→ Exercise directions
Transcribe the material word for word, but without the images.

→ Records to process
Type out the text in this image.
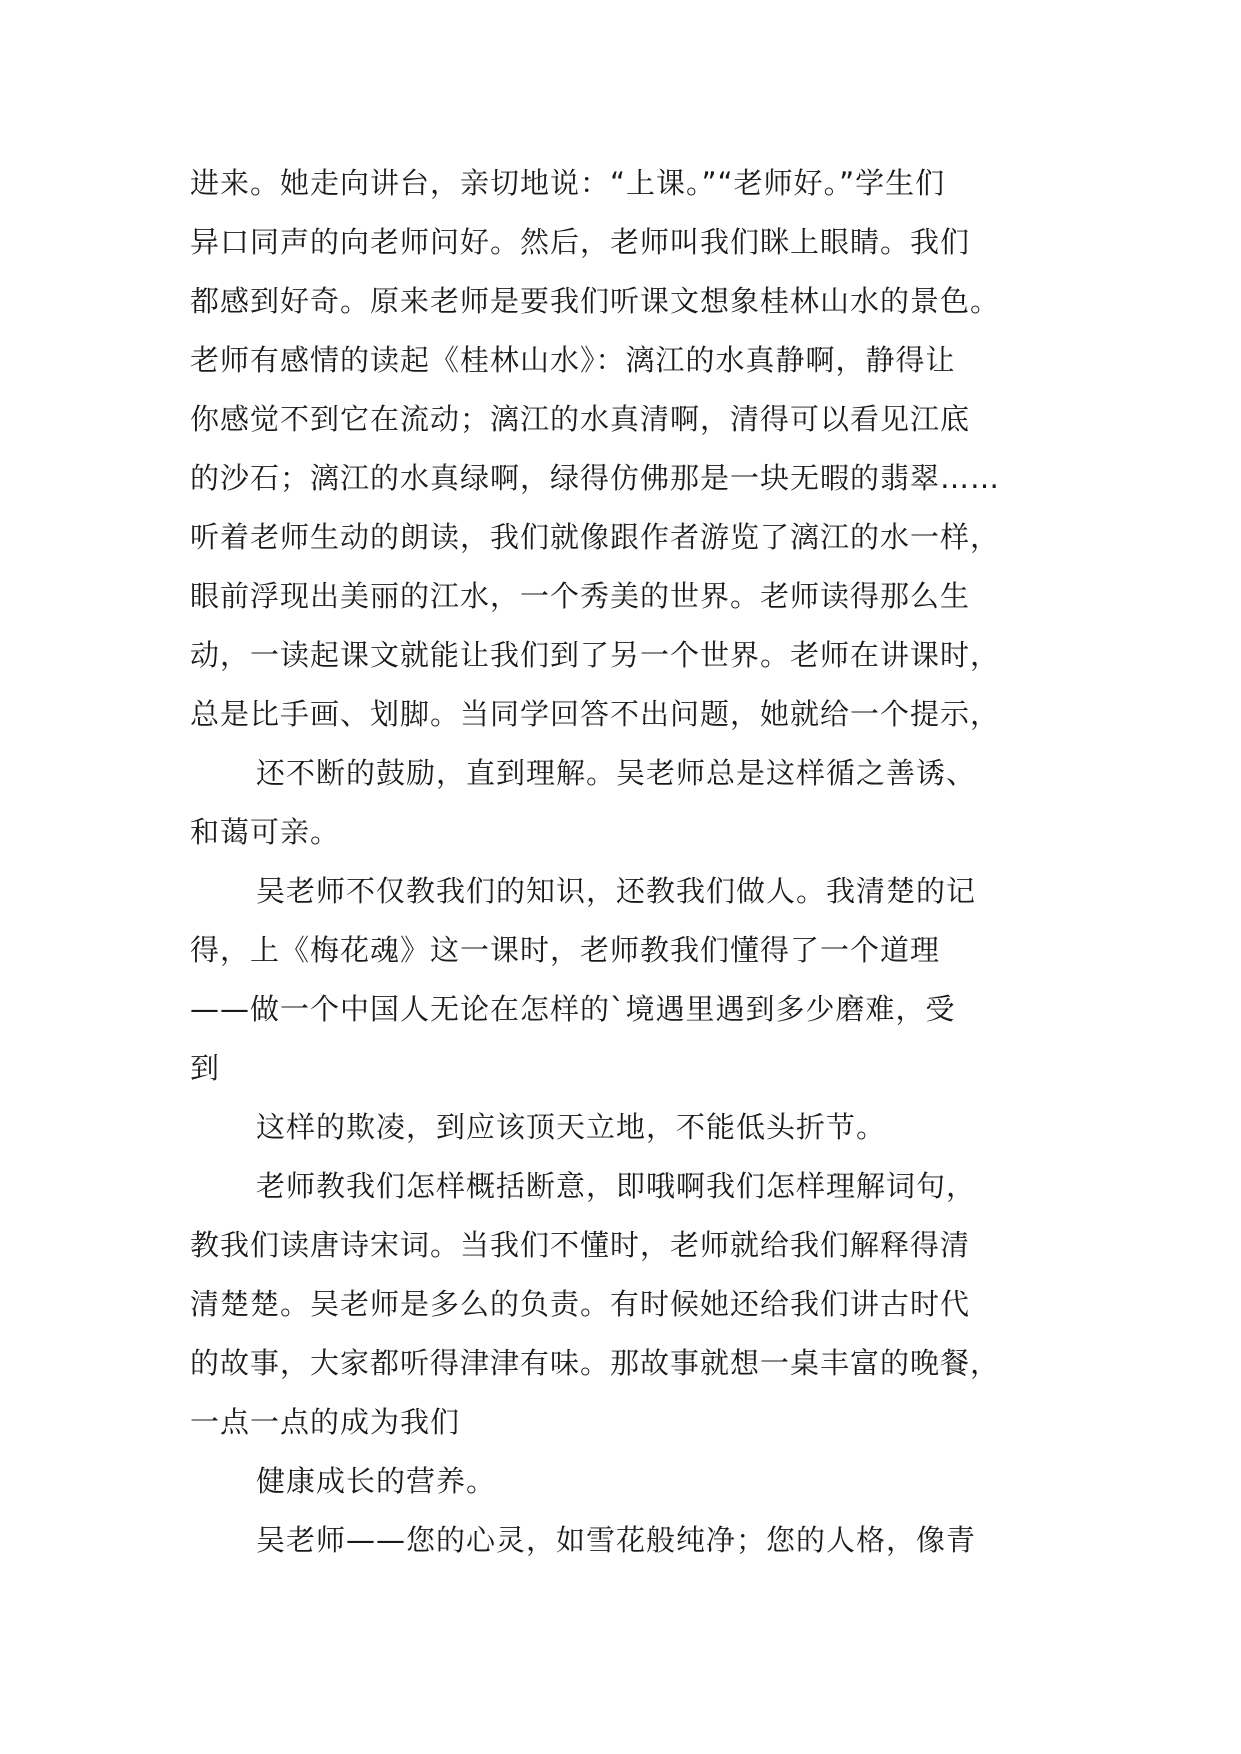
进来。她走向讲台，亲切地说：“上课。”“老师好。”学生们
异口同声的向老师问好。然后，老师叫我们眯上眼睛。我们
都感到好奇。原来老师是要我们听课文想象桂林山水的景色。
老师有感情的读起《桂林山水》：漓江的水真静啊，静得让
你感觉不到它在流动；漓江的水真清啊，清得可以看见江底
的沙石；漓江的水真绿啊，绿得仿佛那是一块无暇的翡翠……
听着老师生动的朗读，我们就像跟作者游览了漓江的水一样，
眼前浮现出美丽的江水，一个秀美的世界。老师读得那么生
动，一读起课文就能让我们到了另一个世界。老师在讲课时，
总是比手画、划脚。当同学回答不出问题，她就给一个提示，
还不断的鼓励，直到理解。吴老师总是这样循之善诱、
和蔼可亲。
吴老师不仅教我们的知识，还教我们做人。我清楚的记
得，上《梅花魂》这一课时，老师教我们懂得了一个道理
——做一个中国人无论在怎样的`境遇里遇到多少磨难，受
到
这样的欺凌，到应该顶天立地，不能低头折节。
老师教我们怎样概括断意，即哦啊我们怎样理解词句，
教我们读唐诗宋词。当我们不懂时，老师就给我们解释得清
清楚楚。吴老师是多么的负责。有时候她还给我们讲古时代
的故事，大家都听得津津有味。那故事就想一桌丰富的晚餐，
一点一点的成为我们
健康成长的营养。
吴老师——您的心灵，如雪花般纯净；您的人格，像青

→ Output of the exercise
Type out the text in this image.
进来。她走向讲台，亲切地说：“上课。”“老师好。”学生们
异口同声的向老师问好。然后，老师叫我们眯上眼睛。我们
都感到好奇。原来老师是要我们听课文想象桂林山水的景色。
老师有感情的读起《桂林山水》：漓江的水真静啊，静得让
你感觉不到它在流动；漓江的水真清啊，清得可以看见江底
的沙石；漓江的水真绿啊，绿得仿佛那是一块无暇的翡翠……
听着老师生动的朗读，我们就像跟作者游览了漓江的水一样，
眼前浮现出美丽的江水，一个秀美的世界。老师读得那么生
动，一读起课文就能让我们到了另一个世界。老师在讲课时，
总是比手画、划脚。当同学回答不出问题，她就给一个提示，
还不断的鼓励，直到理解。吴老师总是这样循之善诱、
和蔼可亲。
吴老师不仅教我们的知识，还教我们做人。我清楚的记
得，上《梅花魂》这一课时，老师教我们懂得了一个道理
——做一个中国人无论在怎样的`境遇里遇到多少磨难，受
到
这样的欺凌，到应该顶天立地，不能低头折节。
老师教我们怎样概括断意，即哦啊我们怎样理解词句，
教我们读唐诗宋词。当我们不懂时，老师就给我们解释得清
清楚楚。吴老师是多么的负责。有时候她还给我们讲古时代
的故事，大家都听得津津有味。那故事就想一桌丰富的晚餐，
一点一点的成为我们
健康成长的营养。
吴老师——您的心灵，如雪花般纯净；您的人格，像青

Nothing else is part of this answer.